(Given exercise):
Please copy out the material below word for word, leaving out the pictures.

Element region listings:
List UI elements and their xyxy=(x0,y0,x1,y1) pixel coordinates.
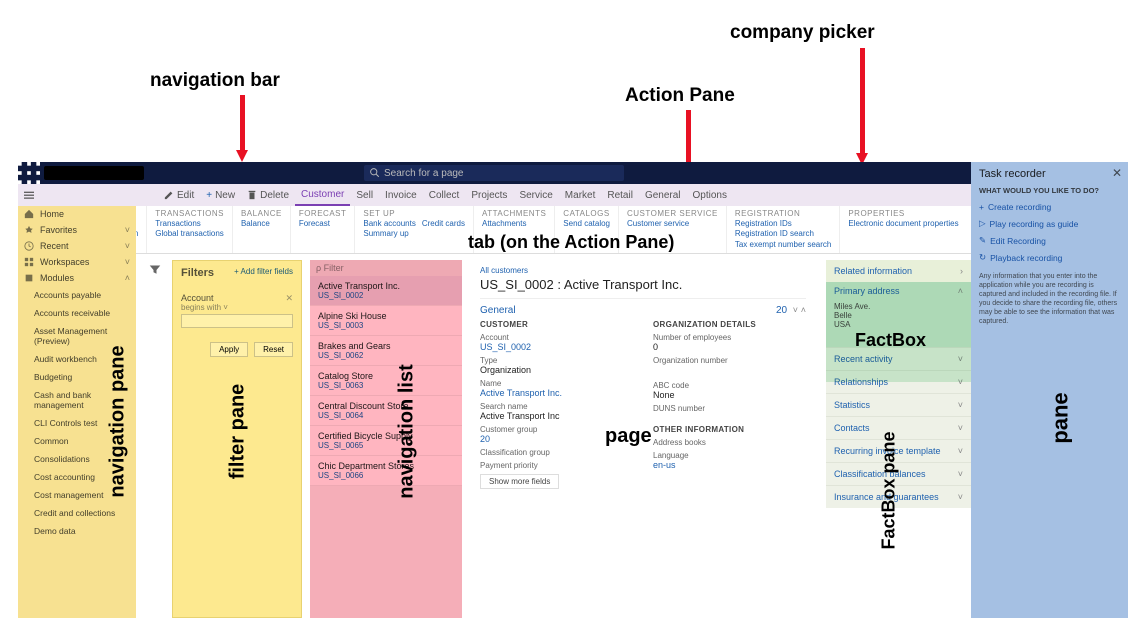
tab-retail[interactable]: Retail xyxy=(601,190,639,201)
nav-modules[interactable]: Modules˄ xyxy=(18,270,136,286)
label-factbox-pane: FactBox pane xyxy=(879,431,900,549)
list-item[interactable]: Brakes and GearsUS_SI_0062 xyxy=(310,336,462,366)
navigation-bar: Search for a page USSI ? xyxy=(18,162,1128,184)
ap-group-registration: REGISTRATION Registration IDs Registrati… xyxy=(727,206,841,253)
name-value[interactable]: Active Transport Inc. xyxy=(480,388,633,398)
list-item[interactable]: Certified Bicycle SupplyUS_SI_0065 xyxy=(310,426,462,456)
list-item[interactable]: Central Discount StoreUS_SI_0064 xyxy=(310,396,462,426)
delete-button[interactable]: Delete xyxy=(241,190,295,201)
label-nav-pane: navigation pane xyxy=(107,345,130,497)
tab-projects[interactable]: Projects xyxy=(465,190,513,201)
nav-favorites[interactable]: Favorites˅ xyxy=(18,222,136,238)
factbox-row[interactable]: Relationships˅ xyxy=(826,370,971,393)
tab-service[interactable]: Service xyxy=(513,190,558,201)
task-question: WHAT WOULD YOU LIKE TO DO? xyxy=(979,186,1120,195)
task-description: Any information that you enter into the … xyxy=(979,272,1120,327)
waffle-icon[interactable] xyxy=(18,162,40,184)
action-bar: Edit +New Delete Customer Sell Invoice C… xyxy=(18,184,1128,206)
list-item[interactable]: Catalog StoreUS_SI_0063 xyxy=(310,366,462,396)
col-other: OTHER INFORMATION xyxy=(653,425,806,434)
new-button[interactable]: +New xyxy=(200,190,241,201)
tab-collect[interactable]: Collect xyxy=(423,190,466,201)
edit-recording-link[interactable]: ✎Edit Recording xyxy=(979,232,1120,249)
list-item[interactable]: Alpine Ski HouseUS_SI_0003 xyxy=(310,306,462,336)
annotation-action-pane: Action Pane xyxy=(625,85,735,107)
product-name-redacted xyxy=(44,166,144,180)
nav-home[interactable]: Home xyxy=(18,206,136,222)
list-item[interactable]: Active Transport Inc.US_SI_0002 xyxy=(310,276,462,306)
label-tab-action-pane: tab (on the Action Pane) xyxy=(468,232,674,253)
close-icon[interactable]: ✕ xyxy=(1112,166,1122,180)
annotation-nav-bar: navigation bar xyxy=(150,70,280,92)
filter-operator[interactable]: begins with ˅ xyxy=(181,303,293,312)
label-factbox: FactBox xyxy=(855,330,926,351)
section-general[interactable]: General 20 ˅ ˄ xyxy=(480,303,806,318)
create-recording-link[interactable]: +Create recording xyxy=(979,199,1120,215)
factbox-header[interactable]: Related information› xyxy=(826,260,971,282)
navlist-filter[interactable]: ρ Filter xyxy=(310,260,462,276)
ap-group-setup: SET UP Bank accounts Summary up Credit c… xyxy=(355,206,474,253)
label-pane: pane xyxy=(1048,392,1074,443)
label-nav-list: navigation list xyxy=(396,364,419,498)
tab-sell[interactable]: Sell xyxy=(350,190,379,201)
account-value[interactable]: US_SI_0002 xyxy=(480,342,633,352)
nav-recent[interactable]: Recent˅ xyxy=(18,238,136,254)
tab-general[interactable]: General xyxy=(639,190,687,201)
apply-button[interactable]: Apply xyxy=(210,342,248,357)
breadcrumb[interactable]: All customers xyxy=(480,266,806,275)
col-org: ORGANIZATION DETAILS xyxy=(653,320,806,329)
factbox-row[interactable]: Statistics˅ xyxy=(826,393,971,416)
hamburger-icon[interactable] xyxy=(18,190,40,200)
label-page: page xyxy=(605,425,652,448)
filter-value-input[interactable] xyxy=(181,314,293,328)
play-recording-link[interactable]: ▷Play recording as guide xyxy=(979,215,1120,232)
search-box[interactable]: Search for a page xyxy=(364,165,624,181)
reset-button[interactable]: Reset xyxy=(254,342,293,357)
module-item[interactable]: Accounts payable xyxy=(32,286,136,304)
ap-group-properties: PROPERTIES Electronic document propertie… xyxy=(840,206,966,253)
ap-group-forecast: FORECAST Forecast xyxy=(291,206,356,253)
annotation-company-picker: company picker xyxy=(730,22,875,44)
playback-recording-link[interactable]: ↻Playback recording xyxy=(979,249,1120,266)
filter-remove-icon[interactable]: ✕ xyxy=(285,293,293,304)
ap-group-balance: BALANCE Balance xyxy=(233,206,291,253)
task-header: Task recorder xyxy=(979,168,1120,180)
filter-header: Filters xyxy=(181,267,214,279)
module-item[interactable]: Credit and collections xyxy=(32,504,136,522)
navigation-list: ρ Filter Active Transport Inc.US_SI_0002… xyxy=(310,260,462,618)
col-customer: CUSTOMER xyxy=(480,320,633,329)
task-recorder-pane: ✕ Task recorder WHAT WOULD YOU LIKE TO D… xyxy=(971,162,1128,618)
ap-group-transactions: TRANSACTIONS Transactions Global transac… xyxy=(147,206,233,253)
page-title: US_SI_0002 : Active Transport Inc. xyxy=(480,277,806,292)
tab-customer[interactable]: Customer xyxy=(295,184,350,206)
tab-market[interactable]: Market xyxy=(559,190,602,201)
label-filter-pane: filter pane xyxy=(226,384,249,480)
tab-options[interactable]: Options xyxy=(687,190,733,201)
tab-invoice[interactable]: Invoice xyxy=(379,190,423,201)
filter-field-label: Account xyxy=(181,293,214,303)
list-item[interactable]: Chic Department StoresUS_SI_0066 xyxy=(310,456,462,486)
search-placeholder: Search for a page xyxy=(384,168,464,179)
module-item[interactable]: Demo data xyxy=(32,522,136,540)
show-more-button[interactable]: Show more fields xyxy=(480,474,559,489)
add-filter-link[interactable]: + Add filter fields xyxy=(234,267,293,276)
module-item[interactable]: Accounts receivable xyxy=(32,304,136,322)
filter-toggle[interactable] xyxy=(144,260,166,300)
nav-workspaces[interactable]: Workspaces˅ xyxy=(18,254,136,270)
edit-button[interactable]: Edit xyxy=(158,190,200,201)
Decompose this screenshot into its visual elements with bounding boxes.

(Exercise result):
List UI elements and their xyxy=(x0,y0,x1,y1) pixel coordinates.
tab-retail[interactable]: Retail xyxy=(601,190,639,201)
nav-modules[interactable]: Modules˄ xyxy=(18,270,136,286)
label-factbox-pane: FactBox pane xyxy=(879,431,900,549)
list-item[interactable]: Brakes and GearsUS_SI_0062 xyxy=(310,336,462,366)
navigation-bar: Search for a page USSI ? xyxy=(18,162,1128,184)
ap-group-registration: REGISTRATION Registration IDs Registrati… xyxy=(727,206,841,253)
name-value[interactable]: Active Transport Inc. xyxy=(480,388,633,398)
list-item[interactable]: Certified Bicycle SupplyUS_SI_0065 xyxy=(310,426,462,456)
list-item[interactable]: Central Discount StoreUS_SI_0064 xyxy=(310,396,462,426)
delete-button[interactable]: Delete xyxy=(241,190,295,201)
label-nav-pane: navigation pane xyxy=(107,345,130,497)
tab-projects[interactable]: Projects xyxy=(465,190,513,201)
nav-favorites[interactable]: Favorites˅ xyxy=(18,222,136,238)
factbox-row[interactable]: Relationships˅ xyxy=(826,370,971,393)
tab-service[interactable]: Service xyxy=(513,190,558,201)
task-question: WHAT WOULD YOU LIKE TO DO? xyxy=(979,186,1120,195)
task-description: Any information that you enter into the … xyxy=(979,272,1120,327)
waffle-icon[interactable] xyxy=(18,162,40,184)
action-bar: Edit +New Delete Customer Sell Invoice C… xyxy=(18,184,1128,206)
list-item[interactable]: Catalog StoreUS_SI_0063 xyxy=(310,366,462,396)
col-other: OTHER INFORMATION xyxy=(653,425,806,434)
new-button[interactable]: +New xyxy=(200,190,241,201)
tab-collect[interactable]: Collect xyxy=(423,190,466,201)
edit-recording-link[interactable]: ✎Edit Recording xyxy=(979,232,1120,249)
list-item[interactable]: Alpine Ski HouseUS_SI_0003 xyxy=(310,306,462,336)
annotation-action-pane: Action Pane xyxy=(625,85,735,107)
product-name-redacted xyxy=(44,166,144,180)
nav-home[interactable]: Home xyxy=(18,206,136,222)
list-item[interactable]: Active Transport Inc.US_SI_0002 xyxy=(310,276,462,306)
label-tab-action-pane: tab (on the Action Pane) xyxy=(468,232,674,253)
close-icon[interactable]: ✕ xyxy=(1112,166,1122,180)
annotation-nav-bar: navigation bar xyxy=(150,70,280,92)
filter-operator[interactable]: begins with ˅ xyxy=(181,303,293,312)
label-factbox: FactBox xyxy=(855,330,926,351)
section-general[interactable]: General 20 ˅ ˄ xyxy=(480,303,806,318)
create-recording-link[interactable]: +Create recording xyxy=(979,199,1120,215)
factbox-header[interactable]: Related information› xyxy=(826,260,971,282)
navlist-filter[interactable]: ρ Filter xyxy=(310,260,462,276)
ap-group-setup: SET UP Bank accounts Summary up Credit c… xyxy=(355,206,474,253)
label-pane: pane xyxy=(1048,392,1074,443)
label-nav-list: navigation list xyxy=(396,364,419,498)
tab-sell[interactable]: Sell xyxy=(350,190,379,201)
account-value[interactable]: US_SI_0002 xyxy=(480,342,633,352)
nav-recent[interactable]: Recent˅ xyxy=(18,238,136,254)
tab-general[interactable]: General xyxy=(639,190,687,201)
apply-button[interactable]: Apply xyxy=(210,342,248,357)
breadcrumb[interactable]: All customers xyxy=(480,266,806,275)
col-org: ORGANIZATION DETAILS xyxy=(653,320,806,329)
factbox-row[interactable]: Statistics˅ xyxy=(826,393,971,416)
hamburger-icon[interactable] xyxy=(18,190,40,200)
label-page: page xyxy=(605,425,652,448)
filter-value-input[interactable] xyxy=(181,314,293,328)
play-recording-link[interactable]: ▷Play recording as guide xyxy=(979,215,1120,232)
search-box[interactable]: Search for a page xyxy=(364,165,624,181)
reset-button[interactable]: Reset xyxy=(254,342,293,357)
module-item[interactable]: Accounts payable xyxy=(32,286,136,304)
ap-group-properties: PROPERTIES Electronic document propertie… xyxy=(840,206,966,253)
ap-group-forecast: FORECAST Forecast xyxy=(291,206,356,253)
annotation-company-picker: company picker xyxy=(730,22,875,44)
playback-recording-link[interactable]: ↻Playback recording xyxy=(979,249,1120,266)
filter-remove-icon[interactable]: ✕ xyxy=(285,293,293,304)
ap-group-balance: BALANCE Balance xyxy=(233,206,291,253)
task-header: Task recorder xyxy=(979,168,1120,180)
filter-header: Filters xyxy=(181,267,214,279)
module-item[interactable]: Credit and collections xyxy=(32,504,136,522)
navigation-list: ρ Filter Active Transport Inc.US_SI_0002… xyxy=(310,260,462,618)
col-customer: CUSTOMER xyxy=(480,320,633,329)
task-recorder-pane: ✕ Task recorder WHAT WOULD YOU LIKE TO D… xyxy=(971,162,1128,618)
ap-group-transactions: TRANSACTIONS Transactions Global transac… xyxy=(147,206,233,253)
page-title: US_SI_0002 : Active Transport Inc. xyxy=(480,277,806,292)
tab-customer[interactable]: Customer xyxy=(295,184,350,206)
tab-market[interactable]: Market xyxy=(559,190,602,201)
label-filter-pane: filter pane xyxy=(226,384,249,480)
tab-options[interactable]: Options xyxy=(687,190,733,201)
tab-invoice[interactable]: Invoice xyxy=(379,190,423,201)
filter-field-label: Account xyxy=(181,293,214,303)
list-item[interactable]: Chic Department StoresUS_SI_0066 xyxy=(310,456,462,486)
search-placeholder: Search for a page xyxy=(384,168,464,179)
module-item[interactable]: Demo data xyxy=(32,522,136,540)
show-more-button[interactable]: Show more fields xyxy=(480,474,559,489)
add-filter-link[interactable]: + Add filter fields xyxy=(234,267,293,276)
module-item[interactable]: Accounts receivable xyxy=(32,304,136,322)
filter-toggle[interactable] xyxy=(144,260,166,300)
nav-workspaces[interactable]: Workspaces˅ xyxy=(18,254,136,270)
edit-button[interactable]: Edit xyxy=(158,190,200,201)
Decompose this screenshot into its visual elements with bounding boxes.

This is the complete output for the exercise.